■ Exercise ■
Among the lines below, list those containing the string "Phân".

>> Start Material

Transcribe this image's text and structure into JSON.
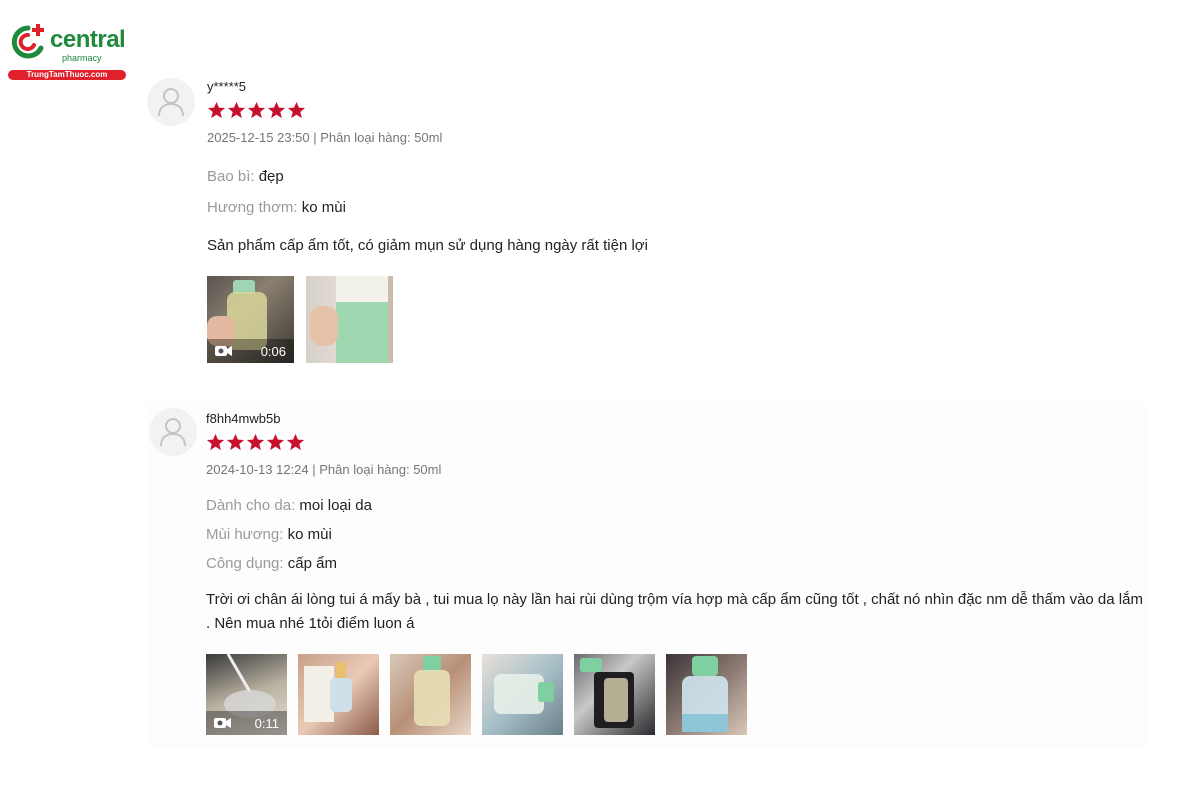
{
  "brand": {
    "name": "central",
    "sub": "pharmacy",
    "url": "TrungTamThuoc.com",
    "green": "#1f8a3b",
    "red": "#e0202a"
  },
  "star_color": "#c8102e",
  "reviews": [
    {
      "username": "y*****5",
      "rating": 5,
      "meta": "2025-12-15 23:50 | Phân loại hàng: 50ml",
      "attributes": [
        {
          "key": "Bao bì:",
          "value": "đẹp"
        },
        {
          "key": "Hương thơm:",
          "value": "ko mùi"
        }
      ],
      "text": "Sản phẩm cấp ẩm tốt, có giảm mụn sử dụng hàng ngày rất tiện lợi",
      "video_duration": "0:06",
      "media_count": 2
    },
    {
      "username": "f8hh4mwb5b",
      "rating": 5,
      "meta": "2024-10-13 12:24 | Phân loại hàng: 50ml",
      "attributes": [
        {
          "key": "Dành cho da:",
          "value": "moi loại da"
        },
        {
          "key": "Mùi hương:",
          "value": "ko mùi"
        },
        {
          "key": "Công dụng:",
          "value": "cấp ẩm"
        }
      ],
      "text": "Trời ơi chân ái lòng tui á mấy bà , tui mua lọ này lần hai rùi dùng trộm vía hợp mà cấp ẩm cũng tốt , chất nó nhìn đặc nm dễ thấm vào da lắm . Nên mua nhé 1tỏi điểm luon á",
      "video_duration": "0:11",
      "media_count": 6
    }
  ]
}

>> End Material

■ Solved exercise ■
      "meta": "2025-12-15 23:50 | Phân loại hàng: 50ml",
      "meta": "2024-10-13 12:24 | Phân loại hàng: 50ml",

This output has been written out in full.